Lines containing the string "JSON" are to be collected in full.

*** Exercise inputs ***

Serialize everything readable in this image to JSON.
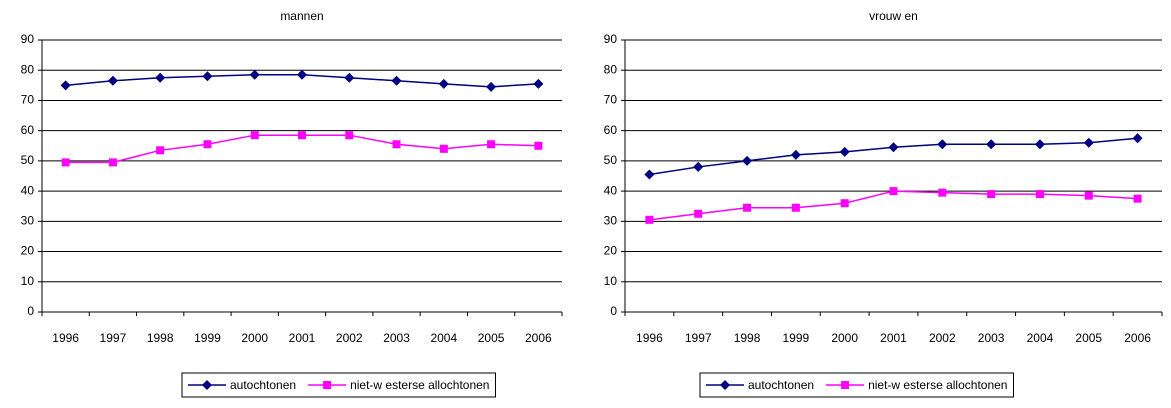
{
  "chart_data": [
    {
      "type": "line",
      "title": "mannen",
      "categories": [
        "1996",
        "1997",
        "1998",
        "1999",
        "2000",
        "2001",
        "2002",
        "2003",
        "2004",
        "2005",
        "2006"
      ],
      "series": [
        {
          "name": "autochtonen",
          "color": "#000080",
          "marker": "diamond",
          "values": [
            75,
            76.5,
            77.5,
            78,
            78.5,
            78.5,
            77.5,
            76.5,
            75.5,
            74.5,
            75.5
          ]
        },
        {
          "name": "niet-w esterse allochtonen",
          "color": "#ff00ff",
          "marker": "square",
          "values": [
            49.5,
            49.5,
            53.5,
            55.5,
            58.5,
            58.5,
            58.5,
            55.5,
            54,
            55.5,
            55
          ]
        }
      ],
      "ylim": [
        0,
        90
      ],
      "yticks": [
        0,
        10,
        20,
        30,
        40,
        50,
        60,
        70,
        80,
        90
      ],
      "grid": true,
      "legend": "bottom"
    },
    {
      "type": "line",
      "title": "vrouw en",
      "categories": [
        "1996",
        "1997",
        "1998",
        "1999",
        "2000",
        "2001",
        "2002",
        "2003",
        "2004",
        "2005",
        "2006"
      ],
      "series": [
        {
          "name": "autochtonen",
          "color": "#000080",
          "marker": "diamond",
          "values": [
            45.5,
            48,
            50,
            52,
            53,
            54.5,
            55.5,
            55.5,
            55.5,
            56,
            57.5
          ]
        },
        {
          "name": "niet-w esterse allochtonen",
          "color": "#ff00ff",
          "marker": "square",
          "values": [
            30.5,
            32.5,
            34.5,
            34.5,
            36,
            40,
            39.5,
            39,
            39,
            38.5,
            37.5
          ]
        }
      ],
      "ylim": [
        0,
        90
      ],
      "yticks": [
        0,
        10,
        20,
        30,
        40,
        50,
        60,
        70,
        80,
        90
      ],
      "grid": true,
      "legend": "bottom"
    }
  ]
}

***
*** Exercise inputs ***

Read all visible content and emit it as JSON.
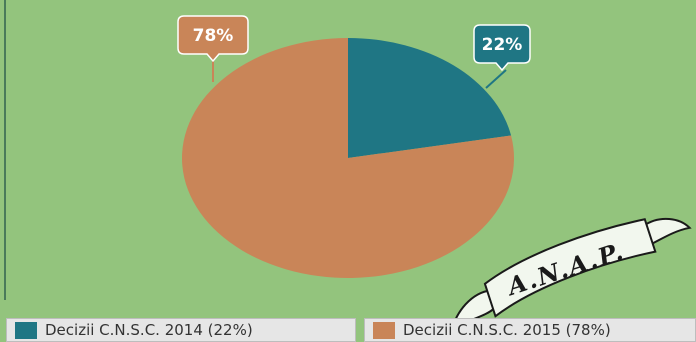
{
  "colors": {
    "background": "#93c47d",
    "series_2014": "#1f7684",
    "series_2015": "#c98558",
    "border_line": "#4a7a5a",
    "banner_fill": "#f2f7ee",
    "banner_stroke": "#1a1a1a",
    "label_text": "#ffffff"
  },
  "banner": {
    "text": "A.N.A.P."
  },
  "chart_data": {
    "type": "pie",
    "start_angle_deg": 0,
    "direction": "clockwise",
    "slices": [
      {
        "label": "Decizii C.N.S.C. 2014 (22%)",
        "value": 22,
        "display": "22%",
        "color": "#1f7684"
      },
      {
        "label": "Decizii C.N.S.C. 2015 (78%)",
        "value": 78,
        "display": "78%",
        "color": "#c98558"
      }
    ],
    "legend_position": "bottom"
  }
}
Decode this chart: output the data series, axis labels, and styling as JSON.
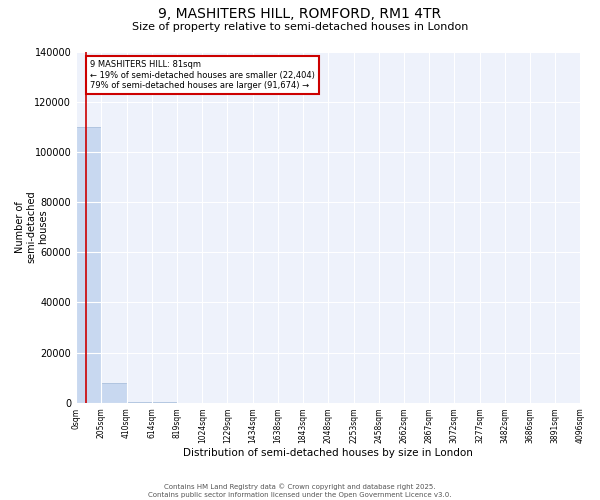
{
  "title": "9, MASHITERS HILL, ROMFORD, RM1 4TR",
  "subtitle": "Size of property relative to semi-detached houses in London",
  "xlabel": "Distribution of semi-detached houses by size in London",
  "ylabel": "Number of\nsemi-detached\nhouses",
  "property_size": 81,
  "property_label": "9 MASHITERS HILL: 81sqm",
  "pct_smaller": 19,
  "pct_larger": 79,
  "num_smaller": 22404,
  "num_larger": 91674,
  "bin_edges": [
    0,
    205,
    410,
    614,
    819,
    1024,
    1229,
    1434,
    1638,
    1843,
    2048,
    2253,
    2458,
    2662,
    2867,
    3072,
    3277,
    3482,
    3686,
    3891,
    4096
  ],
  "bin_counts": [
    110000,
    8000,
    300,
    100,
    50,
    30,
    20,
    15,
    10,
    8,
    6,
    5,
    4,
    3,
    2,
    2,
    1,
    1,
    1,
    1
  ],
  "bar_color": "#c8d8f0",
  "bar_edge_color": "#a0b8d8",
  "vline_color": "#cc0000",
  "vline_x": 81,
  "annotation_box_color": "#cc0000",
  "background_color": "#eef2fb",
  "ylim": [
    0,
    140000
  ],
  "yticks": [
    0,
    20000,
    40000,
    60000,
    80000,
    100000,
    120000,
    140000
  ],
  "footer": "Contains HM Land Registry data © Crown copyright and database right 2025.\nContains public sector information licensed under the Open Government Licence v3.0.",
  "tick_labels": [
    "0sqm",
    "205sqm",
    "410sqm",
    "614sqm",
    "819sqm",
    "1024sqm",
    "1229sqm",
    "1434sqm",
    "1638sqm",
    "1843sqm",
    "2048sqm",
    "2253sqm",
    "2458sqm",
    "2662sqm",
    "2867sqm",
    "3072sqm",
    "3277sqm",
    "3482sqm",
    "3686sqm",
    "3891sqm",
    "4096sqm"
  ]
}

***

| Final answer |
Serialize everything readable in this image to JSON.
Read all visible content and emit it as JSON.
Decode this chart: output the data series, axis labels, and styling as JSON.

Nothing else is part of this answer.